TASK BRIEF:
How many lines in the records below contain the string "value"? Case must match. Reply with the number alone.

+++++

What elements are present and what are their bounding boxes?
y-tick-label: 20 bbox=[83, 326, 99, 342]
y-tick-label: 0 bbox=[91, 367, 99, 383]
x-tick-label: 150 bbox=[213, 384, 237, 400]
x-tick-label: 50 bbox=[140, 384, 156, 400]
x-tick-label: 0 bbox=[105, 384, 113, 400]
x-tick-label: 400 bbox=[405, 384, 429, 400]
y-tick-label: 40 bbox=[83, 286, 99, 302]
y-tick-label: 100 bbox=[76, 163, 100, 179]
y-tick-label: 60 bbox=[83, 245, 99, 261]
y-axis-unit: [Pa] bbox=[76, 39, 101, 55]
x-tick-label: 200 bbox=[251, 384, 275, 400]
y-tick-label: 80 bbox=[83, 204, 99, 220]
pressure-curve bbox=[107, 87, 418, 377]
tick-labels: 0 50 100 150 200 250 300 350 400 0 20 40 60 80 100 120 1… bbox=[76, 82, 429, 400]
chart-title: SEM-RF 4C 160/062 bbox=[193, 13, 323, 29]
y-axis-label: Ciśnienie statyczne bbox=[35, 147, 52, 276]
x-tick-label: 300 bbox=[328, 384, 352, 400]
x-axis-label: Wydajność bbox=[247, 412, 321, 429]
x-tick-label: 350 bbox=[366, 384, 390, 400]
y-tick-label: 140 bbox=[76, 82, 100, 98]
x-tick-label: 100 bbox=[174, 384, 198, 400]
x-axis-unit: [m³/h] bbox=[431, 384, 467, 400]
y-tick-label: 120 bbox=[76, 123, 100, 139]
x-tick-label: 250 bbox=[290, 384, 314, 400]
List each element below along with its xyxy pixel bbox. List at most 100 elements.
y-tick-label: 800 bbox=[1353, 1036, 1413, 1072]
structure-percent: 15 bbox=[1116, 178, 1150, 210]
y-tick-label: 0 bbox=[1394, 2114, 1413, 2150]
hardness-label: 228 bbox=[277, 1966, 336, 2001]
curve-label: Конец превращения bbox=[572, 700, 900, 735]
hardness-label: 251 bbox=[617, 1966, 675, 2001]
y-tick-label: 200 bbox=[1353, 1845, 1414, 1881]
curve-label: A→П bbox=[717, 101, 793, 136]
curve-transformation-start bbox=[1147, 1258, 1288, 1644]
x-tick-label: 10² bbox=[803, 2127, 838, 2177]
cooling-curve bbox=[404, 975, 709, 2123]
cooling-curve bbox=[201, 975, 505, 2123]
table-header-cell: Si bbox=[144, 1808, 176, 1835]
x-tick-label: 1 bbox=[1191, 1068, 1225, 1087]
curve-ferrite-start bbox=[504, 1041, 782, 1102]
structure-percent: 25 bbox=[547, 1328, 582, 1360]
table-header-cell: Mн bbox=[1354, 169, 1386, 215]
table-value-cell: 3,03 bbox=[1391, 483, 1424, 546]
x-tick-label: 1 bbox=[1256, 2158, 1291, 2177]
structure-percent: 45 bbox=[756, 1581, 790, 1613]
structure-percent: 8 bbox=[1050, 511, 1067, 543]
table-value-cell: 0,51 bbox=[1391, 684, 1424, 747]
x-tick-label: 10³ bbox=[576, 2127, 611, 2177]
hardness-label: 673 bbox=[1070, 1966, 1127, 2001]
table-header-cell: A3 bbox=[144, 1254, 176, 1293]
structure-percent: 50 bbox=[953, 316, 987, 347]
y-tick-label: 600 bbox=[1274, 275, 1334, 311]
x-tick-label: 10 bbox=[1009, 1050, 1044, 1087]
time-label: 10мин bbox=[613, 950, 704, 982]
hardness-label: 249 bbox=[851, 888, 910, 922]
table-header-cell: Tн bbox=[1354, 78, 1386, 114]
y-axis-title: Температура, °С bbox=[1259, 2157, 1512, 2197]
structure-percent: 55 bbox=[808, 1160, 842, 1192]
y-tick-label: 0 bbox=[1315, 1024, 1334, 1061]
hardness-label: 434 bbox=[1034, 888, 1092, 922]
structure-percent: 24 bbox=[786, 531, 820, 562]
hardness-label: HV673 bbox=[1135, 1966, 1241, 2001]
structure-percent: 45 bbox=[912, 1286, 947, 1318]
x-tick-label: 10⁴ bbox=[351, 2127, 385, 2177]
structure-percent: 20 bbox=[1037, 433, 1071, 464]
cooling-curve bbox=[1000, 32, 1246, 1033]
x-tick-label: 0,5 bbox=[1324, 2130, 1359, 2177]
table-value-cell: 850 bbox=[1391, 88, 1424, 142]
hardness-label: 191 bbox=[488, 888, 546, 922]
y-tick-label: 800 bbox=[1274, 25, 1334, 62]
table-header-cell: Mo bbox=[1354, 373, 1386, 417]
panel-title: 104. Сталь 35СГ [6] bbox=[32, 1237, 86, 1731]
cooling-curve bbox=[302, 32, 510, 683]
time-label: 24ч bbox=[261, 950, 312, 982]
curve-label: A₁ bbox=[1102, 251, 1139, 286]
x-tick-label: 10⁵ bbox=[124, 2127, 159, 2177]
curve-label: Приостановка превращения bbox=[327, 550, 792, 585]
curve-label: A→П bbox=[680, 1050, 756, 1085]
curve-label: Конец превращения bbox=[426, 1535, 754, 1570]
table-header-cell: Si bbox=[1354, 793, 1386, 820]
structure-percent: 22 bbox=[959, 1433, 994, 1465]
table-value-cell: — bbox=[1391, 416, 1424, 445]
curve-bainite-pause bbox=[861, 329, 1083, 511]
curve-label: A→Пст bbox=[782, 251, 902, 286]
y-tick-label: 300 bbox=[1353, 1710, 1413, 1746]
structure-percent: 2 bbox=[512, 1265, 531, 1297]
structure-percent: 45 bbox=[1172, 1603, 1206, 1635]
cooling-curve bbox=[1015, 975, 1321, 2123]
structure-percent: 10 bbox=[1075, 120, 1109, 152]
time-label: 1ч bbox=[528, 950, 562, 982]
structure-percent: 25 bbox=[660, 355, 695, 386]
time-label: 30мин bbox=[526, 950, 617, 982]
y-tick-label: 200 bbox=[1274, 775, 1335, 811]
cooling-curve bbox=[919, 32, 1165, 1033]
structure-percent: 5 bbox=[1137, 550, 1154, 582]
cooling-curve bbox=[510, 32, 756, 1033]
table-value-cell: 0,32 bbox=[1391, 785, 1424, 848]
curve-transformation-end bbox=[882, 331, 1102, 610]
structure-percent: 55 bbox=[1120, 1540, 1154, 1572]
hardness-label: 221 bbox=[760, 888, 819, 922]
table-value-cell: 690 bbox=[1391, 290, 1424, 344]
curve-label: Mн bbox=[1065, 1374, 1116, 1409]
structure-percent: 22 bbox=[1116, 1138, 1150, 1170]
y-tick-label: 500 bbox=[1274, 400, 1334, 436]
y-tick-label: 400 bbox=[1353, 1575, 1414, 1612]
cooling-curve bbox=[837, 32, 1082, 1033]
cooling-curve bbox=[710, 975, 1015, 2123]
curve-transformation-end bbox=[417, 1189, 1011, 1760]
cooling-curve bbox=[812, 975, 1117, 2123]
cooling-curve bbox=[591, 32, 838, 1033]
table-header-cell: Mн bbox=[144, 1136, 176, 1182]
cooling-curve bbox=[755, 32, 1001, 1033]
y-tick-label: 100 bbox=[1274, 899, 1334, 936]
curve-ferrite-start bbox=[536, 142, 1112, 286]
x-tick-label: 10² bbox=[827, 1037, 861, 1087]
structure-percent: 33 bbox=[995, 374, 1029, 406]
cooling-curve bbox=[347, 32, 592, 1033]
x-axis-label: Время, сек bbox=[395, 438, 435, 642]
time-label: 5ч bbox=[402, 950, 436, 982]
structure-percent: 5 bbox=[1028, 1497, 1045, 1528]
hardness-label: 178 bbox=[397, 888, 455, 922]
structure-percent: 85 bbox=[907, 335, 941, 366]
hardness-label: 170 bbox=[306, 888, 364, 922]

+++++

FINAL ANSWER:
6